BEGIN PROVIDED ENTRIES
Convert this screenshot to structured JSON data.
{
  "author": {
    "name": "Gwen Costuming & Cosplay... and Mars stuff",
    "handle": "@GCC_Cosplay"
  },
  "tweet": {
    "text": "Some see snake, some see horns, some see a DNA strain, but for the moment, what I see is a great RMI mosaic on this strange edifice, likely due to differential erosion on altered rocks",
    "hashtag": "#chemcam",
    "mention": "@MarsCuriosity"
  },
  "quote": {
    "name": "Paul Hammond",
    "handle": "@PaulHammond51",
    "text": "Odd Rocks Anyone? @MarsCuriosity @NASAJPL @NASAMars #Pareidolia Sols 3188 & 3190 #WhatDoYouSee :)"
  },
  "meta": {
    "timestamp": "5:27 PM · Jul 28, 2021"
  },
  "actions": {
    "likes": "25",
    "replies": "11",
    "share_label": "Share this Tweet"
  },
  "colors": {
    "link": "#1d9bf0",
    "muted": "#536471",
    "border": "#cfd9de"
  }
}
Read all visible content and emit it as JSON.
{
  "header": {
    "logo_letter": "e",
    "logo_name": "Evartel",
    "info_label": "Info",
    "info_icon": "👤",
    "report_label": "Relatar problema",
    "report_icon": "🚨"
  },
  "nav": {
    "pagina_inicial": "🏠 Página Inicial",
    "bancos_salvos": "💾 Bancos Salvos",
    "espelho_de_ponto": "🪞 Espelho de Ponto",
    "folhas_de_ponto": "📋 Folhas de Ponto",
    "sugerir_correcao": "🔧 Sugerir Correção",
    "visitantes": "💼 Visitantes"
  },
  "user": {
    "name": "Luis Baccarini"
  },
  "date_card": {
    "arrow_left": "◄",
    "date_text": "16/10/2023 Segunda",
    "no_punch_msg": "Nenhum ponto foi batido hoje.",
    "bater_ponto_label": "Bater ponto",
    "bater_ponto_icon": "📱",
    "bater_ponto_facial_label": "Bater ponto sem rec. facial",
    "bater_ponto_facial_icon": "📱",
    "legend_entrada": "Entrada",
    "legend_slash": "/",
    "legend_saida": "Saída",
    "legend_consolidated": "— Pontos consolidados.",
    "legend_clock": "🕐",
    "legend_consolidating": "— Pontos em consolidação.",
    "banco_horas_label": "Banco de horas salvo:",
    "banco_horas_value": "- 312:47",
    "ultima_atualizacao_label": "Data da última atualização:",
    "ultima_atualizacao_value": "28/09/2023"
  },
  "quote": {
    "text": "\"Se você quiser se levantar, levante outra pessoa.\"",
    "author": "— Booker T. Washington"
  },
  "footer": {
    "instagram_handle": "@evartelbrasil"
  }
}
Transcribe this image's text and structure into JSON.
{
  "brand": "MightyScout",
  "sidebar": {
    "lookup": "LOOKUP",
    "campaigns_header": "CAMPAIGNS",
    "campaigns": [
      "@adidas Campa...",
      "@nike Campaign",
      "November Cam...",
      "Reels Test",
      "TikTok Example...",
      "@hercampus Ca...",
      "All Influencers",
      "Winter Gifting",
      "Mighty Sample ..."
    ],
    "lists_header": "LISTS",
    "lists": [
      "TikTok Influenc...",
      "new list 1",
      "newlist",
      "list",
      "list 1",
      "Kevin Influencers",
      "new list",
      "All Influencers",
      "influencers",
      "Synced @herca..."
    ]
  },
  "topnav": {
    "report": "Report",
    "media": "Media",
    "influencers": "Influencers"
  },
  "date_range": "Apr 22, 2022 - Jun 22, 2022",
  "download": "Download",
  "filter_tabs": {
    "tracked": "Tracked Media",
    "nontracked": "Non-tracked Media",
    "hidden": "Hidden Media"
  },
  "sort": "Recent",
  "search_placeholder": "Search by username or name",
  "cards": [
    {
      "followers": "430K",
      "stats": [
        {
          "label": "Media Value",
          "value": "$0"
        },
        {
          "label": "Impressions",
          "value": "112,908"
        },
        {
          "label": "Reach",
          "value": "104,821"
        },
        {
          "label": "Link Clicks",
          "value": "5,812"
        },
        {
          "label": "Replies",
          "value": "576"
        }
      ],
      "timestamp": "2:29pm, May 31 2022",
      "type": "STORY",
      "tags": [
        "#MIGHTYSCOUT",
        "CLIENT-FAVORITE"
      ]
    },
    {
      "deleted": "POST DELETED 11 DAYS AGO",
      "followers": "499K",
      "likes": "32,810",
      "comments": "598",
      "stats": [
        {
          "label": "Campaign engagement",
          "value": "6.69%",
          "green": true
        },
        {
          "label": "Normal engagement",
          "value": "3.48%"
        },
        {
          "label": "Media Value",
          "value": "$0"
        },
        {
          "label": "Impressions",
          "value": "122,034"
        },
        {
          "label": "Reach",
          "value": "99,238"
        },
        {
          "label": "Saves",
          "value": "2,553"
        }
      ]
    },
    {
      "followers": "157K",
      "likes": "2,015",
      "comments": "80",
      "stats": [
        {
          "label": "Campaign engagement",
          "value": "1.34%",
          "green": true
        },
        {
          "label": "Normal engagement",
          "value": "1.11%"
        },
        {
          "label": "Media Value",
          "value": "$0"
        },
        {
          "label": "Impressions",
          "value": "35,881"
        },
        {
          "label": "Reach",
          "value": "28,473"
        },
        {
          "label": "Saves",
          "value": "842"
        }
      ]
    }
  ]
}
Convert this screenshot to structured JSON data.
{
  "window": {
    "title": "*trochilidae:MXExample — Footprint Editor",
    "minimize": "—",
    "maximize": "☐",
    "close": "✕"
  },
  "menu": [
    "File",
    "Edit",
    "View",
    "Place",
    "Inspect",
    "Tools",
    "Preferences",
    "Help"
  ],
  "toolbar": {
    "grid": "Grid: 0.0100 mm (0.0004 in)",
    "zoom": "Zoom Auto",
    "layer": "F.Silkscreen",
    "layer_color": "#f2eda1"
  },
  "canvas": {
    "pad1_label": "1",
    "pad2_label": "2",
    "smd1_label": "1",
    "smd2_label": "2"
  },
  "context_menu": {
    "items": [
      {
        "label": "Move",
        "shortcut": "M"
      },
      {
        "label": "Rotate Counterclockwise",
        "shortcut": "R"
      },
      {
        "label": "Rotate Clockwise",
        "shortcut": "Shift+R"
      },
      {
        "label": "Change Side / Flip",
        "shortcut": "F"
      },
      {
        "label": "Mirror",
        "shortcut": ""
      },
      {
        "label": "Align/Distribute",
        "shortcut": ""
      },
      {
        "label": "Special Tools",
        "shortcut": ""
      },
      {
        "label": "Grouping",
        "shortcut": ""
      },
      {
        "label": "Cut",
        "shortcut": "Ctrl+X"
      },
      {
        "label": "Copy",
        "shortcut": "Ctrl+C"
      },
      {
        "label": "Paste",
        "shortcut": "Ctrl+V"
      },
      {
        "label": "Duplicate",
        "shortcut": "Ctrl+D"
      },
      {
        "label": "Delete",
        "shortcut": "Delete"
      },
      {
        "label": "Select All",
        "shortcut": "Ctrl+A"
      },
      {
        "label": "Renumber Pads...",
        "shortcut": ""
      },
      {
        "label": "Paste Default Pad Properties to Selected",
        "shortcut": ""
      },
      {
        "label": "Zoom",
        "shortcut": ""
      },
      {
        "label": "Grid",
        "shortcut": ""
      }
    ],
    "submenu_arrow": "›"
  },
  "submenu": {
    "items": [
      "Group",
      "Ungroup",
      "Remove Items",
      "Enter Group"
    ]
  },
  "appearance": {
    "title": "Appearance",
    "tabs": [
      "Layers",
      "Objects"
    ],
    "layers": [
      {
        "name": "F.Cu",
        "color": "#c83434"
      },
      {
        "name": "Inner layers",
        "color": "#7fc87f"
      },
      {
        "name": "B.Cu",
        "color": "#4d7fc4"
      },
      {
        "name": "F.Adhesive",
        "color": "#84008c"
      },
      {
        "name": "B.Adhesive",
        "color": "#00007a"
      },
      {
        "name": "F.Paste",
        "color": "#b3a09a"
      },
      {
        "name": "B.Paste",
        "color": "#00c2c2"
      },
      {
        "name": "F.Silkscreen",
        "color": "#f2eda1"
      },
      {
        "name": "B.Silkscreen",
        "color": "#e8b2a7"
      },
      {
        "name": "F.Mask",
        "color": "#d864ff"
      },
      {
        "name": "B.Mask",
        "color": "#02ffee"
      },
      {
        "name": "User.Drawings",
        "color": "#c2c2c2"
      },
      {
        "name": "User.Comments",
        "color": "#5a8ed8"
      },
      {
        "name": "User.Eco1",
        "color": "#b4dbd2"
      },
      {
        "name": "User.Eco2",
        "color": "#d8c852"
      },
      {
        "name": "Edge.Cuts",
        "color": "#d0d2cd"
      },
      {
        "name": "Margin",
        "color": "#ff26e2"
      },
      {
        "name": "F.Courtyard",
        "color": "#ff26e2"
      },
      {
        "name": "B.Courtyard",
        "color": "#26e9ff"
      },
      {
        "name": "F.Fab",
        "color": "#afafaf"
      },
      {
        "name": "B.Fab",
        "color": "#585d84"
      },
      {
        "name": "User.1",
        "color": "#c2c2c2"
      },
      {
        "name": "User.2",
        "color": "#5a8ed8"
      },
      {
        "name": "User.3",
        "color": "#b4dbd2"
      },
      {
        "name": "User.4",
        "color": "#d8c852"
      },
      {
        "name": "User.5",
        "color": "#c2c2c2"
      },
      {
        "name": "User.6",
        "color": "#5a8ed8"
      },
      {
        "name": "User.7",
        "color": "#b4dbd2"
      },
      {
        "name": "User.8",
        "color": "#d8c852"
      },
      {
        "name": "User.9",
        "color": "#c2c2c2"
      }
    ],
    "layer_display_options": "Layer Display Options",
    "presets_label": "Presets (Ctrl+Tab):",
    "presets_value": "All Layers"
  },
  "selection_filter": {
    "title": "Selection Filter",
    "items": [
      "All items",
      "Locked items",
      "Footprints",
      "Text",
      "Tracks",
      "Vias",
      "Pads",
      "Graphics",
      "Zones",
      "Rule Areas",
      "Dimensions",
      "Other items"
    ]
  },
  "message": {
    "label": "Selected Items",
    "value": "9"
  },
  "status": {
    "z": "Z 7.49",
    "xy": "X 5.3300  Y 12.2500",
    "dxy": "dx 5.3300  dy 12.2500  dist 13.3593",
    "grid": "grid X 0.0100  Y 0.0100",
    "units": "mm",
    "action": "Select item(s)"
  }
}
END PROVIDED ENTRIES
AIM OF THE TASK:
Read the entries above, then pull out the lines that include "Media".

OUTPUT OF THE TASK:
    "media": "Media",
    "tracked": "Tracked Media",
    "nontracked": "Non-tracked Media",
    "hidden": "Hidden Media"
          "label": "Media Value",
          "label": "Media Value",
          "label": "Media Value",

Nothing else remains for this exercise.